Copy, from the material below, each line that contains the word "families".

-=-=-

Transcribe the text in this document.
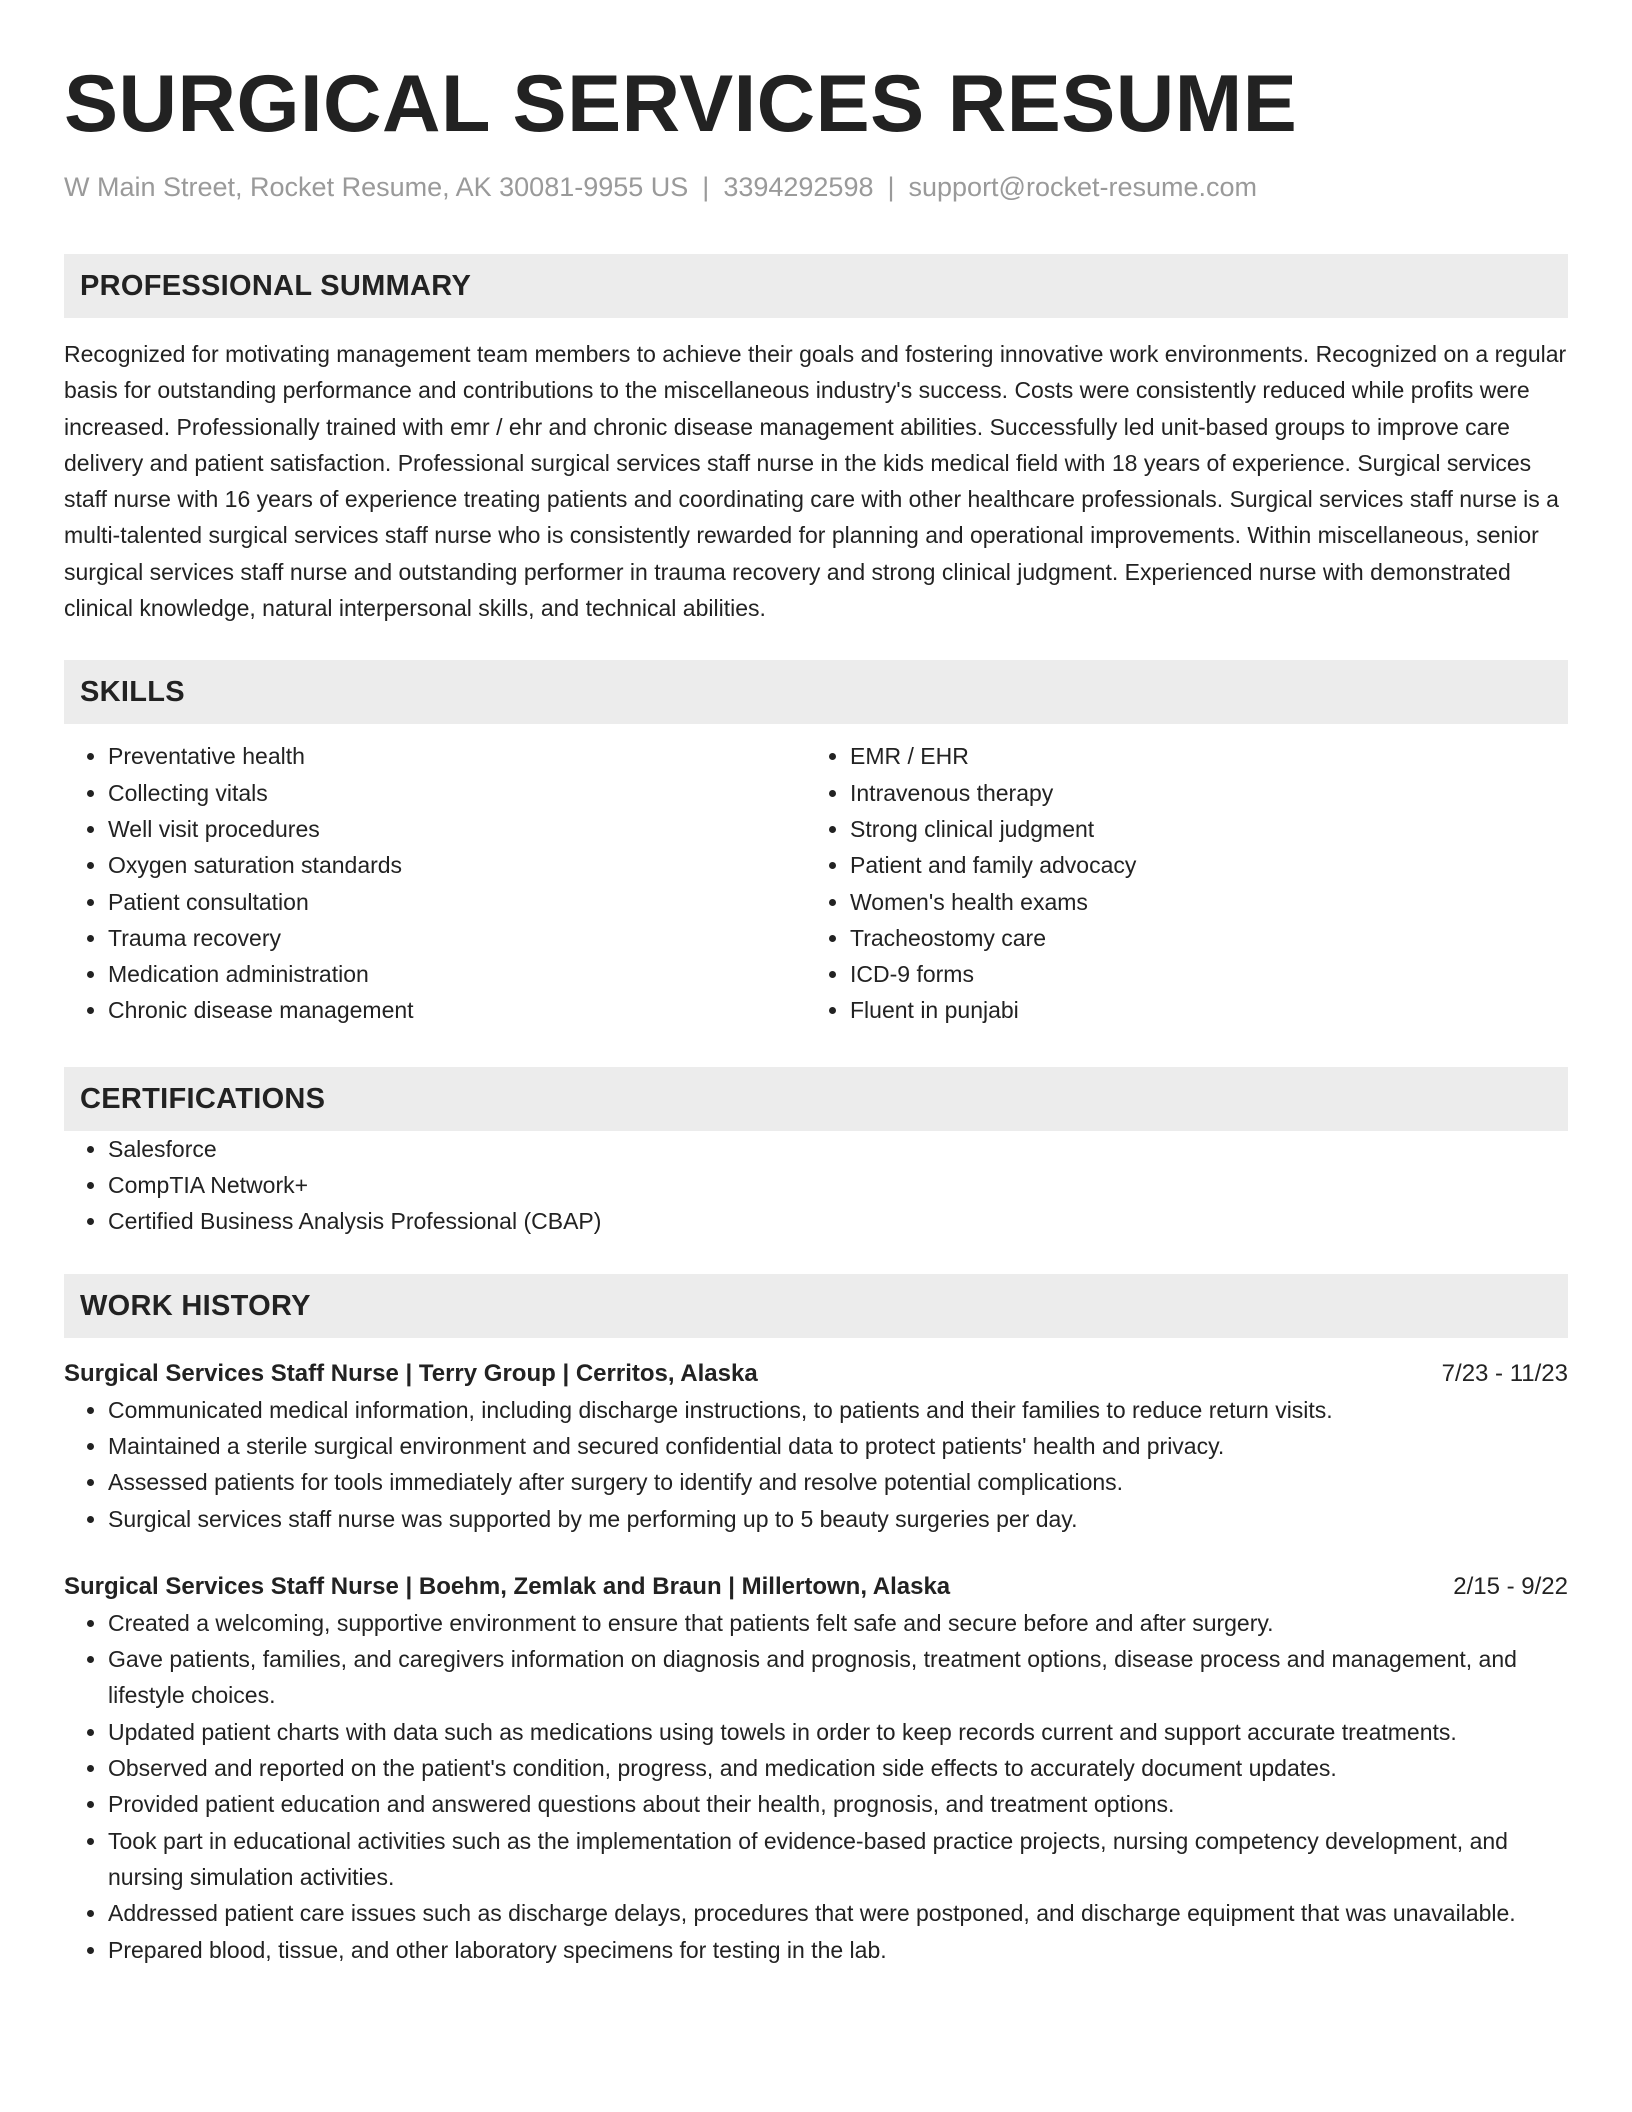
SURGICAL SERVICES RESUME
W Main Street, Rocket Resume, AK 30081-9955 US | 3394292598 | support@rocket-resume.com
PROFESSIONAL SUMMARY

Recognized for motivating management team members to achieve their goals and fostering innovative work environments. Recognized on a regular basis for outstanding performance and contributions to the miscellaneous industry's success. Costs were consistently reduced while profits were increased. Professionally trained with emr / ehr and chronic disease management abilities. Successfully led unit-based groups to improve care delivery and patient satisfaction. Professional surgical services staff nurse in the kids medical field with 18 years of experience. Surgical services staff nurse with 16 years of experience treating patients and coordinating care with other healthcare professionals. Surgical services staff nurse is a multi-talented surgical services staff nurse who is consistently rewarded for planning and operational improvements. Within miscellaneous, senior surgical services staff nurse and outstanding performer in trauma recovery and strong clinical judgment. Experienced nurse with demonstrated clinical knowledge, natural interpersonal skills, and technical abilities.

SKILLS
• Preventative health
• Collecting vitals
• Well visit procedures
• Oxygen saturation standards
• Patient consultation
• Trauma recovery
• Medication administration
• Chronic disease management
• EMR / EHR
• Intravenous therapy
• Strong clinical judgment
• Patient and family advocacy
• Women's health exams
• Tracheostomy care
• ICD-9 forms
• Fluent in punjabi
CERTIFICATIONS
• Salesforce
• CompTIA Network+
• Certified Business Analysis Professional (CBAP)
WORK HISTORY
Surgical Services Staff Nurse | Terry Group | Cerritos, Alaska	7/23 - 11/23
• Communicated medical information, including discharge instructions, to patients and their families to reduce return visits.
• Maintained a sterile surgical environment and secured confidential data to protect patients' health and privacy.
• Assessed patients for tools immediately after surgery to identify and resolve potential complications.
• Surgical services staff nurse was supported by me performing up to 5 beauty surgeries per day.
Surgical Services Staff Nurse | Boehm, Zemlak and Braun | Millertown, Alaska	2/15 - 9/22
• Created a welcoming, supportive environment to ensure that patients felt safe and secure before and after surgery.
• Gave patients, families, and caregivers information on diagnosis and prognosis, treatment options, disease process and management, and lifestyle choices.
• Updated patient charts with data such as medications using towels in order to keep records current and support accurate treatments.
• Observed and reported on the patient's condition, progress, and medication side effects to accurately document updates.
• Provided patient education and answered questions about their health, prognosis, and treatment options.
• Took part in educational activities such as the implementation of evidence-based practice projects, nursing competency development, and nursing simulation activities.
• Addressed patient care issues such as discharge delays, procedures that were postponed, and discharge equipment that was unavailable.
• Prepared blood, tissue, and other laboratory specimens for testing in the lab.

-=-=-

# EXPECTED ANSWER
• Communicated medical information, including discharge instructions, to patients and their families to reduce return visits.
• Gave patients, families, and caregivers information on diagnosis and prognosis, treatment options, disease process and management, and lifestyle choices.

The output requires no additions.